This time I’ve taken this desperate cry for help from Ruby to write a few more articles about the “wild puppy days” of a Bull Terrier in order to help other owners who are experiencing exactly the same problems as well.
“Hello, I am having a hard time trying to train my 4 month old bull terrier, Pluto is his name. He is full of energy and I have a few questions to figure out how to make him stop acting up. He is always ripping the carpet in my house, He starts to get crazy (happy and excited) when he sees people, or other dogs, he doesn’t stop barking even if I speak to him in a calm voice, and in the car he will continue to bark at me or try to get on my lap. I really want to get some help on how to train him because I don’t want him to get out of control when he gets old or become aggressive. Please help me.”
First of all, I can’t stress it enough: nipping, ripping things, chewing and chasing at the age of 4 months for a puppy – and especially a Bull Terrier puppy- are all perfectly normal.
Especially Bull Terriers go through a very long maturing phase. Most Bull Terriers begin to settle around the age of three years. In addition they are very active and strong dogs with tons of energy and a high demand for attention. And of course this energy is at its peak when they are young.
It is important to provide enough exercise, but also play calming games and mental games in order to drain and channel that huge amount of energy and teach the dogs how to calm down after excitement.
Some games even challenge the mind and provide exercise, for example games involving searching and sniffing.
Just as human teens, many Bull Terriers go through a “I’m invincible” phase and a time – challenging to many owners – when they love to TEST, IF the rules really apply.
If the individual is mentally intact aggression in dogs most of the time happens over misunderstandings between human and dog or it is well-founded – from the dog’s point of view – for example by fear, insecurity or pain.
Looking at behaviors such as nipping and chasing – especially in Bull Terrier puppies, who are prone to extremes – is often a misinterpretation.

- REQUIREMENT 1:
In the records, from their first line through the line containing "208, 216, 215]", inclusive, replace "data-point-peak" with "peak-marker". Give those lines back with everything else unchanged.
The text and the records come from separate, unrelated sources.

- DATA SUPPLIED:
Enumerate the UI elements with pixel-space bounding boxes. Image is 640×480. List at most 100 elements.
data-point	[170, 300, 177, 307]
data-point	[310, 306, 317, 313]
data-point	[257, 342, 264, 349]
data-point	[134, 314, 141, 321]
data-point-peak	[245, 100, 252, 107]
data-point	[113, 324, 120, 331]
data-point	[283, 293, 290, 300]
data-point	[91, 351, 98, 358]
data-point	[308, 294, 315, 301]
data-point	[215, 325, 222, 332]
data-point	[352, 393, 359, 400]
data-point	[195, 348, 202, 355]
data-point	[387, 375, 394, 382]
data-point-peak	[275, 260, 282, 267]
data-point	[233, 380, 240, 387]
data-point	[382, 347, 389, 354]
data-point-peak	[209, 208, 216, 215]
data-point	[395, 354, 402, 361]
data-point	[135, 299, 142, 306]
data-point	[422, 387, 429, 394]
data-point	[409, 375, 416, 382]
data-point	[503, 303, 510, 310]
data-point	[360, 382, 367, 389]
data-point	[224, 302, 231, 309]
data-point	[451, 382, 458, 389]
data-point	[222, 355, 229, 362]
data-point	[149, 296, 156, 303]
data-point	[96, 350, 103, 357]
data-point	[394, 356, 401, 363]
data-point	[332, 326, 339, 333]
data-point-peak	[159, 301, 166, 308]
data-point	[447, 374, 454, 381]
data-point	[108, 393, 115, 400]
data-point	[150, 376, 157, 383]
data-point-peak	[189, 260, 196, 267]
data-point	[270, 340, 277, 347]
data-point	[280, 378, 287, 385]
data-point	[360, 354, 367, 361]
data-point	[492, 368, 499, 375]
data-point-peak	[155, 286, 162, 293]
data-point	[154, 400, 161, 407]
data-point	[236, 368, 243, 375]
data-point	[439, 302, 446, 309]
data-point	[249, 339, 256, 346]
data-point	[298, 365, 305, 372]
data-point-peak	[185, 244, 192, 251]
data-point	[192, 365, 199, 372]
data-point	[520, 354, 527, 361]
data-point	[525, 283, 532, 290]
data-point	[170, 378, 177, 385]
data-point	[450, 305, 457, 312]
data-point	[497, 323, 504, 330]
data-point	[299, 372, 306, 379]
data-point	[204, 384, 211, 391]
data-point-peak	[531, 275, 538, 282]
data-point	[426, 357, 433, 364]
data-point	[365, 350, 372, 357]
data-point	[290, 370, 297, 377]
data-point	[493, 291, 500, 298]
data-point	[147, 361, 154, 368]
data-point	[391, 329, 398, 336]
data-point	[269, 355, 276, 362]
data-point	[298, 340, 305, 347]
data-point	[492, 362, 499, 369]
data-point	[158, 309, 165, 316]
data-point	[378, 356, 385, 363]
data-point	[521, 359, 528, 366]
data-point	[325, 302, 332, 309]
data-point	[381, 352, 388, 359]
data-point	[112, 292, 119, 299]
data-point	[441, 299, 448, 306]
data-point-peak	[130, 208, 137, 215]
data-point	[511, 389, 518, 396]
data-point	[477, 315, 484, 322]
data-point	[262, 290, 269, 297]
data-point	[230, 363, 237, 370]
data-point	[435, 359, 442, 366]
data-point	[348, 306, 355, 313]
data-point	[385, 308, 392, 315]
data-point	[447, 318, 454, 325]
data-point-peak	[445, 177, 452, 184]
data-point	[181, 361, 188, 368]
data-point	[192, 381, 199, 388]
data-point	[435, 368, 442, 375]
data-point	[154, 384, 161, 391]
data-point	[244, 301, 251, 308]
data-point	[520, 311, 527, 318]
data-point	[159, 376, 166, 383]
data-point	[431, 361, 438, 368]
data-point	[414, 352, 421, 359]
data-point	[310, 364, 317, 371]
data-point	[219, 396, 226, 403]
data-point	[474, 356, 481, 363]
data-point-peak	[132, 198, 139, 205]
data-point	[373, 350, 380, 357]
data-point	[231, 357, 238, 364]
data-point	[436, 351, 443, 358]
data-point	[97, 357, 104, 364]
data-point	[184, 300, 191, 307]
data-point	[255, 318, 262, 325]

- REQUIREMENT 2:
Reproduce the whole Bull Terrier puppy text again, word for word.

- WORKED SOLUTION 1:
Enumerate the UI elements with pixel-space bounding boxes. Image is 640×480. List at most 100 elements.
data-point	[170, 300, 177, 307]
data-point	[310, 306, 317, 313]
data-point	[257, 342, 264, 349]
data-point	[134, 314, 141, 321]
peak-marker	[245, 100, 252, 107]
data-point	[113, 324, 120, 331]
data-point	[283, 293, 290, 300]
data-point	[91, 351, 98, 358]
data-point	[308, 294, 315, 301]
data-point	[215, 325, 222, 332]
data-point	[352, 393, 359, 400]
data-point	[195, 348, 202, 355]
data-point	[387, 375, 394, 382]
peak-marker	[275, 260, 282, 267]
data-point	[233, 380, 240, 387]
data-point	[382, 347, 389, 354]
peak-marker	[209, 208, 216, 215]

- WORKED SOLUTION 2:
This time I’ve taken this desperate cry for help from Ruby to write a few more articles about the “wild puppy days” of a Bull Terrier in order to help other owners who are experiencing exactly the same problems as well.
“Hello, I am having a hard time trying to train my 4 month old bull terrier, Pluto is his name. He is full of energy and I have a few questions to figure out how to make him stop acting up. He is always ripping the carpet in my house, He starts to get crazy (happy and excited) when he sees people, or other dogs, he doesn’t stop barking even if I speak to him in a calm voice, and in the car he will continue to bark at me or try to get on my lap. I really want to get some help on how to train him because I don’t want him to get out of control when he gets old or become aggressive. Please help me.”
First of all, I can’t stress it enough: nipping, ripping things, chewing and chasing at the age of 4 months for a puppy – and especially a Bull Terrier puppy- are all perfectly normal.
Especially Bull Terriers go through a very long maturing phase. Most Bull Terriers begin to settle around the age of three years. In addition they are very active and strong dogs with tons of energy and a high demand for attention. And of course this energy is at its peak when they are young.
It is important to provide enough exercise, but also play calming games and mental games in order to drain and channel that huge amount of energy and teach the dogs how to calm down after excitement.
Some games even challenge the mind and provide exercise, for example games involving searching and sniffing.
Just as human teens, many Bull Terriers go through a “I’m invincible” phase and a time – challenging to many owners – when they love to TEST, IF the rules really apply.
If the individual is mentally intact aggression in dogs most of the time happens over misunderstandings between human and dog or it is well-founded – from the dog’s point of view – for example by fear, insecurity or pain.
Looking at behaviors such as nipping and chasing – especially in Bull Terrier puppies, who are prone to extremes – is often a misinterpretation.